** Start THE INPUT **
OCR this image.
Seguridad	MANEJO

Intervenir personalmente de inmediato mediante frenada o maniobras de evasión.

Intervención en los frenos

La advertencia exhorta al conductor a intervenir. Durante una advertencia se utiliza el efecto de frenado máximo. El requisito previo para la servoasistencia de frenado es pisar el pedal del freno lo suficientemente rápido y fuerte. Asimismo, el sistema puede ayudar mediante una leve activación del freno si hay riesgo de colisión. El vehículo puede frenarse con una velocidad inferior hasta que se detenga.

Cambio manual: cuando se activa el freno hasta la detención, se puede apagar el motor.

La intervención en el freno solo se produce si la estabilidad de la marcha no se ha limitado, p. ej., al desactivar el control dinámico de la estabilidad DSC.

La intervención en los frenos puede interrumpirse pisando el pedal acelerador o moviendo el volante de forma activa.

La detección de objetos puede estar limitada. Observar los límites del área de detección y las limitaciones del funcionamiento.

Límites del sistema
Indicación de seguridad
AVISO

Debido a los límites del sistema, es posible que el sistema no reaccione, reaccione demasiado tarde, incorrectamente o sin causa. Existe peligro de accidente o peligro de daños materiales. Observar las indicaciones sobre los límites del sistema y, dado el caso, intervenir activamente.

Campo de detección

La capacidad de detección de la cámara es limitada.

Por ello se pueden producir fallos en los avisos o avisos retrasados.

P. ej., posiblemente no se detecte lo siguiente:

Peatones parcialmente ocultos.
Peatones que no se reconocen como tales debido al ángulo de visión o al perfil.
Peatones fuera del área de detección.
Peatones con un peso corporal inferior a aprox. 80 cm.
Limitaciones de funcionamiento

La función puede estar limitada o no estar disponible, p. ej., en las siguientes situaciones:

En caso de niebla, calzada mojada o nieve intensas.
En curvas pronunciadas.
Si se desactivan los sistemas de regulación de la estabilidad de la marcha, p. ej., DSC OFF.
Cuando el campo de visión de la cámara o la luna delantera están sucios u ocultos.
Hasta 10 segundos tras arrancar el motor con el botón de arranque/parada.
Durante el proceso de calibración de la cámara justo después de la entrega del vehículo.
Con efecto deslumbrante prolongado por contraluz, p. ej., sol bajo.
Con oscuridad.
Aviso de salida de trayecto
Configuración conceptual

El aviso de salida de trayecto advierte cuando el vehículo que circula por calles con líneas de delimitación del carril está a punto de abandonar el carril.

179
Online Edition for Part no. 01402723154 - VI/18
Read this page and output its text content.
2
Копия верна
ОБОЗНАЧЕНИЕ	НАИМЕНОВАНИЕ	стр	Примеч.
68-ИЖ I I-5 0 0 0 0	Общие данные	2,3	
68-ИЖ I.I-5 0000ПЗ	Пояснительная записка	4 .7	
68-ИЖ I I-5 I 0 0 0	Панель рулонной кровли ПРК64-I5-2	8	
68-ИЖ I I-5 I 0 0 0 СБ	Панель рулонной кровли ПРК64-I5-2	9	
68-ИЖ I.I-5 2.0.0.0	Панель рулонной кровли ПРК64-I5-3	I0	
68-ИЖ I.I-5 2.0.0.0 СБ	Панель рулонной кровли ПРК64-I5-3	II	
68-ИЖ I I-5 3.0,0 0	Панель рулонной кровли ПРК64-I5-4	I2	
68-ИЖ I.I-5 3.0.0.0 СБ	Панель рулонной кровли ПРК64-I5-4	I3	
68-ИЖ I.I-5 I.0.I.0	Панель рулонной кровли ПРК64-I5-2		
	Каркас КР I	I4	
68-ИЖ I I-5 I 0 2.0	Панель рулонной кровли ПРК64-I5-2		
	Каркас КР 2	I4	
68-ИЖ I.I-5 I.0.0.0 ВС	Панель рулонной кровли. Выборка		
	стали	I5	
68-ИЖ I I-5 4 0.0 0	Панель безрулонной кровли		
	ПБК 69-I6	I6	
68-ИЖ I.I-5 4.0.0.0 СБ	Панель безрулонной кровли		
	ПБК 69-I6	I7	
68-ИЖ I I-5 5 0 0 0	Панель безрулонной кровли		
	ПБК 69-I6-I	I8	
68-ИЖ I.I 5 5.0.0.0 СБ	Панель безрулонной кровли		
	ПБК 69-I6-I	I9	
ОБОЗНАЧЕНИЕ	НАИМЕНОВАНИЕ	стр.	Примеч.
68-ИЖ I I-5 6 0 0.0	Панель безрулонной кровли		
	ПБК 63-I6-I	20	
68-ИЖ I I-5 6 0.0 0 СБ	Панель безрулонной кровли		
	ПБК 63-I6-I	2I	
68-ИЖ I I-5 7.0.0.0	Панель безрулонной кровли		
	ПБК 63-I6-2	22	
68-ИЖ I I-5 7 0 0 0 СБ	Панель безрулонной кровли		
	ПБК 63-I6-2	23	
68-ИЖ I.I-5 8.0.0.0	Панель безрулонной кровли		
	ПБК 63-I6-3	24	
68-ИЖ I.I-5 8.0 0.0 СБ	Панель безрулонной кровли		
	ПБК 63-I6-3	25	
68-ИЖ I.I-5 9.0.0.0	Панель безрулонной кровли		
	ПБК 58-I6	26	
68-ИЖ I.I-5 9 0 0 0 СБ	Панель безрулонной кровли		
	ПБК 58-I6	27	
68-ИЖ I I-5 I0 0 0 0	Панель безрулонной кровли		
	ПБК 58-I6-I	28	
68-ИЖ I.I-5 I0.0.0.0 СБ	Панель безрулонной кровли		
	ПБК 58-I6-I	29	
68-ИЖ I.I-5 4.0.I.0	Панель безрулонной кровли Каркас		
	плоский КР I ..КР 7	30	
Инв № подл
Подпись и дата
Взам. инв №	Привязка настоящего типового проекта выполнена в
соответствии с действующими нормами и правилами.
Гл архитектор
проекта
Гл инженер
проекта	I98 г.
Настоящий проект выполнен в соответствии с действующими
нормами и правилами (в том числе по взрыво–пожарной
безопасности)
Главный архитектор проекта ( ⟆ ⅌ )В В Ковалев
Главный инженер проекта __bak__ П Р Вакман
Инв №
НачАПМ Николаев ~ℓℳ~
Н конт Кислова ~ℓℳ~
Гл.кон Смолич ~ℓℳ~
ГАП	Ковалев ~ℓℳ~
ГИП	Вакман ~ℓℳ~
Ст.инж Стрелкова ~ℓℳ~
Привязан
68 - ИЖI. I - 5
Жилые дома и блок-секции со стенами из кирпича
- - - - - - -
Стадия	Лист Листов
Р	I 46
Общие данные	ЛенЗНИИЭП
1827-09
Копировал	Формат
** End THE INPUT **
**TASK TO COMPLETE**
Find the lines with the string "vehículo" and reproduce them.

**SOLUTION TO THIS PROBLEM**
La advertencia exhorta al conductor a intervenir. Durante una advertencia se utiliza el efecto de frenado máximo. El requisito previo para la servoasistencia de frenado es pisar el pedal del freno lo suficientemente rápido y fuerte. Asimismo, el sistema puede ayudar mediante una leve activación del freno si hay riesgo de colisión. El vehículo puede frenarse con una velocidad inferior hasta que se detenga.
Durante el proceso de calibración de la cámara justo después de la entrega del vehículo.
El aviso de salida de trayecto advierte cuando el vehículo que circula por calles con líneas de delimitación del carril está a punto de abandonar el carril.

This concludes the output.